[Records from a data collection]
┄┄┄┄┄┄┄┄┄┄
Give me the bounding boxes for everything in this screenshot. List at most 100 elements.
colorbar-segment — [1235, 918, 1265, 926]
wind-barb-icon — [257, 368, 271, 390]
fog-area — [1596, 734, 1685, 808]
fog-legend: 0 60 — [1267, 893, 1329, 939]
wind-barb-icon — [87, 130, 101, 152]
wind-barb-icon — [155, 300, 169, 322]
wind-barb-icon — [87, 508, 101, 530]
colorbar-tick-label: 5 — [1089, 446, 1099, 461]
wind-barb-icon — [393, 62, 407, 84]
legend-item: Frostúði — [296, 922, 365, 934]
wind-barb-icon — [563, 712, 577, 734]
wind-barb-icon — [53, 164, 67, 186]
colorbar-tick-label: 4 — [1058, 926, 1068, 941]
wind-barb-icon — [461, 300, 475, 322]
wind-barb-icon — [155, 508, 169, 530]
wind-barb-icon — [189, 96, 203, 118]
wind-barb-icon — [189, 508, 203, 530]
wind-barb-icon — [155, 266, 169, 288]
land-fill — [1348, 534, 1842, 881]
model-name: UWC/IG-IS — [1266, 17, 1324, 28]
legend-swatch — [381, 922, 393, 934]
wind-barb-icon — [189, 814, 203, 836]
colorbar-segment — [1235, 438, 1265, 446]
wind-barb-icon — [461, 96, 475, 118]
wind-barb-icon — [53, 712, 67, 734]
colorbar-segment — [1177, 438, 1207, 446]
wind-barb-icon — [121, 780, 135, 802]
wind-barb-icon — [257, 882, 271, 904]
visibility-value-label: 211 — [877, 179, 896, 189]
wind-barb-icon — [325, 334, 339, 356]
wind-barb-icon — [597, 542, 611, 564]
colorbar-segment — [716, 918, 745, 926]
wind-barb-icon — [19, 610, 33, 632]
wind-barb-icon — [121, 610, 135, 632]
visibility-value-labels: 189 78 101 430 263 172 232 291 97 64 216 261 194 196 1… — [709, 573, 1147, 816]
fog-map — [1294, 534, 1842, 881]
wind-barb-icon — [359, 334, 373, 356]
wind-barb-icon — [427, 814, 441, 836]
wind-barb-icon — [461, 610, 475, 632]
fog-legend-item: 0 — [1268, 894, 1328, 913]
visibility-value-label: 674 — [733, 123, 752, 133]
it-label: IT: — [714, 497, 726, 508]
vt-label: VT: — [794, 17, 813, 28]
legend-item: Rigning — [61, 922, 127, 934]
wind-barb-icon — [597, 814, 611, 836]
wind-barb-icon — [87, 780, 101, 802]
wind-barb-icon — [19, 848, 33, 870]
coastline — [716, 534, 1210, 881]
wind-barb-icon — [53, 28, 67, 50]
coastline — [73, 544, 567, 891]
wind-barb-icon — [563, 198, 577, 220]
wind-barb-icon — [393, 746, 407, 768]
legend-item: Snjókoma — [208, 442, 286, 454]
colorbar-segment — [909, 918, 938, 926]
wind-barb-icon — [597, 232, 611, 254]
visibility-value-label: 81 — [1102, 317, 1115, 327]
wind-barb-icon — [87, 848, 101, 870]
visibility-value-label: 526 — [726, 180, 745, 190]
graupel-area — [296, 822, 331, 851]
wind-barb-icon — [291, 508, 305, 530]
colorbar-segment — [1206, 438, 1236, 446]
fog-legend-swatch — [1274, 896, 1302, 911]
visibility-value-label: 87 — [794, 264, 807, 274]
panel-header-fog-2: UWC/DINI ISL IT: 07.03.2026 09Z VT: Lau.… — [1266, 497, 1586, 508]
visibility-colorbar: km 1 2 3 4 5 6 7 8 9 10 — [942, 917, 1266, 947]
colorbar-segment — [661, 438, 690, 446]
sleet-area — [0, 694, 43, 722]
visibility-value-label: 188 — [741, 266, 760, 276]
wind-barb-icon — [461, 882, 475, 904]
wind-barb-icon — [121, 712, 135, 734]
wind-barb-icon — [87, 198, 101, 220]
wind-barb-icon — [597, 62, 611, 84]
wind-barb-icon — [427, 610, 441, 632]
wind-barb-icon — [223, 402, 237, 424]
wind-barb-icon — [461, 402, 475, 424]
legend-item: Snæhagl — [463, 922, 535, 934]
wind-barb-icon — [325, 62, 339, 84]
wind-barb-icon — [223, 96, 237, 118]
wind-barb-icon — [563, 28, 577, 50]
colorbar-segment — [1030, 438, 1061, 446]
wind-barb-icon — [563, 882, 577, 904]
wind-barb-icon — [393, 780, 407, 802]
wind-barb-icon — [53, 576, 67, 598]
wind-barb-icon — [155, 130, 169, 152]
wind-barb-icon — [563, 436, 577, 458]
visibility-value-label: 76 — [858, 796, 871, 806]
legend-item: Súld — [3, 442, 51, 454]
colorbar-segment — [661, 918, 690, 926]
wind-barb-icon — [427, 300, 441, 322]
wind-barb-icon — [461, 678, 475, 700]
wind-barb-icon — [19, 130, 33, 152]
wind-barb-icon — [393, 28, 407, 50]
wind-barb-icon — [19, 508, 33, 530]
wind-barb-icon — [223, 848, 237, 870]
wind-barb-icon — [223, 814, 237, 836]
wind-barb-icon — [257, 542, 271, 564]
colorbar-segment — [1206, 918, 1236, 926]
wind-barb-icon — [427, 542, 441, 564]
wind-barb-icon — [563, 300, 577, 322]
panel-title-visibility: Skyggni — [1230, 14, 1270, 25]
┄┄┄┄┄┄┄┄┄┄
[What the task asks]
Turn every line of the records above into a JSON array of strings, one string per line, and leave out any blank lines.

[Response to the task]
[
  "Give me the bounding boxes for everything in this screenshot. List at most 100 elements.",
  "colorbar-segment — [1235, 918, 1265, 926]",
  "wind-barb-icon — [257, 368, 271, 390]",
  "fog-area — [1596, 734, 1685, 808]",
  "fog-legend: 0 60 — [1267, 893, 1329, 939]",
  "wind-barb-icon — [87, 130, 101, 152]",
  "wind-barb-icon — [155, 300, 169, 322]",
  "wind-barb-icon — [87, 508, 101, 530]",
  "colorbar-tick-label: 5 — [1089, 446, 1099, 461]",
  "wind-barb-icon — [393, 62, 407, 84]",
  "legend-item: Frostúði — [296, 922, 365, 934]",
  "wind-barb-icon — [563, 712, 577, 734]",
  "wind-barb-icon — [53, 164, 67, 186]",
  "colorbar-tick-label: 4 — [1058, 926, 1068, 941]",
  "wind-barb-icon — [461, 300, 475, 322]",
  "wind-barb-icon — [155, 508, 169, 530]",
  "wind-barb-icon — [189, 96, 203, 118]",
  "wind-barb-icon — [189, 508, 203, 530]",
  "wind-barb-icon — [155, 266, 169, 288]",
  "land-fill — [1348, 534, 1842, 881]",
  "model-name: UWC/IG-IS — [1266, 17, 1324, 28]",
  "legend-swatch — [381, 922, 393, 934]",
  "wind-barb-icon — [189, 814, 203, 836]",
  "colorbar-segment — [1235, 438, 1265, 446]",
  "wind-barb-icon — [461, 96, 475, 118]",
  "wind-barb-icon — [53, 712, 67, 734]",
  "colorbar-segment — [1177, 438, 1207, 446]",
  "wind-barb-icon — [121, 780, 135, 802]",
  "wind-barb-icon — [257, 882, 271, 904]",
  "visibility-value-label: 211 — [877, 179, 896, 189]",
  "wind-barb-icon — [325, 334, 339, 356]",
  "wind-barb-icon — [597, 542, 611, 564]",
  "colorbar-segment — [716, 918, 745, 926]",
  "wind-barb-icon — [19, 610, 33, 632]",
  "wind-barb-icon — [121, 610, 135, 632]",
  "visibility-value-labels: 189 78 101 430 263 172 232 291 97 64 216 261 194 196 1… — [709, 573, 1147, 816]",
  "fog-map — [1294, 534, 1842, 881]",
  "wind-barb-icon — [359, 334, 373, 356]",
  "wind-barb-icon — [427, 814, 441, 836]",
  "wind-barb-icon — [461, 610, 475, 632]",
  "fog-legend-item: 0 — [1268, 894, 1328, 913]",
  "visibility-value-label: 674 — [733, 123, 752, 133]",
  "it-label: IT: — [714, 497, 726, 508]",
  "vt-label: VT: — [794, 17, 813, 28]",
  "legend-item: Rigning — [61, 922, 127, 934]",
  "wind-barb-icon — [597, 814, 611, 836]",
  "wind-barb-icon — [87, 780, 101, 802]",
  "wind-barb-icon — [19, 848, 33, 870]",
  "coastline — [716, 534, 1210, 881]",
  "wind-barb-icon — [53, 28, 67, 50]",
  "coastline — [73, 544, 567, 891]",
  "wind-barb-icon — [563, 198, 577, 220]",
  "wind-barb-icon — [393, 746, 407, 768]",
  "legend-item: Snjókoma — [208, 442, 286, 454]",
  "colorbar-segment — [909, 918, 938, 926]",
  "wind-barb-icon — [597, 232, 611, 254]",
  "visibility-value-label: 81 — [1102, 317, 1115, 327]",
  "wind-barb-icon — [87, 848, 101, 870]",
  "visibility-value-label: 526 — [726, 180, 745, 190]",
  "graupel-area — [296, 822, 331, 851]",
  "wind-barb-icon — [291, 508, 305, 530]",
  "colorbar-segment — [1206, 438, 1236, 446]",
  "fog-legend-swatch — [1274, 896, 1302, 911]",
  "visibility-value-label: 87 — [794, 264, 807, 274]",
  "panel-header-fog-2: UWC/DINI ISL IT: 07.03.2026 09Z VT: Lau.… — [1266, 497, 1586, 508]",
  "visibility-colorbar: km 1 2 3 4 5 6 7 8 9 10 — [942, 917, 1266, 947]",
  "colorbar-segment — [661, 438, 690, 446]",
  "sleet-area — [0, 694, 43, 722]",
  "visibility-value-label: 188 — [741, 266, 760, 276]",
  "wind-barb-icon — [461, 882, 475, 904]",
  "wind-barb-icon — [121, 712, 135, 734]",
  "wind-barb-icon — [87, 198, 101, 220]",
  "wind-barb-icon — [597, 62, 611, 84]",
  "wind-barb-icon — [427, 610, 441, 632]",
  "wind-barb-icon — [223, 402, 237, 424]",
  "wind-barb-icon — [461, 402, 475, 424]",
  "legend-item: Snæhagl — [463, 922, 535, 934]",
  "wind-barb-icon — [325, 62, 339, 84]",
  "wind-barb-icon — [223, 96, 237, 118]",
  "wind-barb-icon — [563, 28, 577, 50]",
  "colorbar-segment — [1030, 438, 1061, 446]",
  "wind-barb-icon — [563, 882, 577, 904]",
  "wind-barb-icon — [393, 780, 407, 802]",
  "wind-barb-icon — [53, 576, 67, 598]",
  "wind-barb-icon — [155, 130, 169, 152]",
  "wind-barb-icon — [563, 436, 577, 458]",
  "visibility-value-label: 76 — [858, 796, 871, 806]",
  "legend-item: Súld — [3, 442, 51, 454]",
  "colorbar-segment — [661, 918, 690, 926]",
  "wind-barb-icon — [427, 300, 441, 322]",
  "wind-barb-icon — [461, 678, 475, 700]",
  "wind-barb-icon — [19, 130, 33, 152]",
  "wind-barb-icon — [393, 28, 407, 50]",
  "wind-barb-icon — [19, 508, 33, 530]",
  "wind-barb-icon — [223, 848, 237, 870]",
  "wind-barb-icon — [223, 814, 237, 836]",
  "wind-barb-icon — [257, 542, 271, 564]",
  "colorbar-segment — [1206, 918, 1236, 926]",
  "wind-barb-icon — [427, 542, 441, 564]",
  "wind-barb-icon — [563, 300, 577, 322]",
  "panel-title-visibility: Skyggni — [1230, 14, 1270, 25]"
]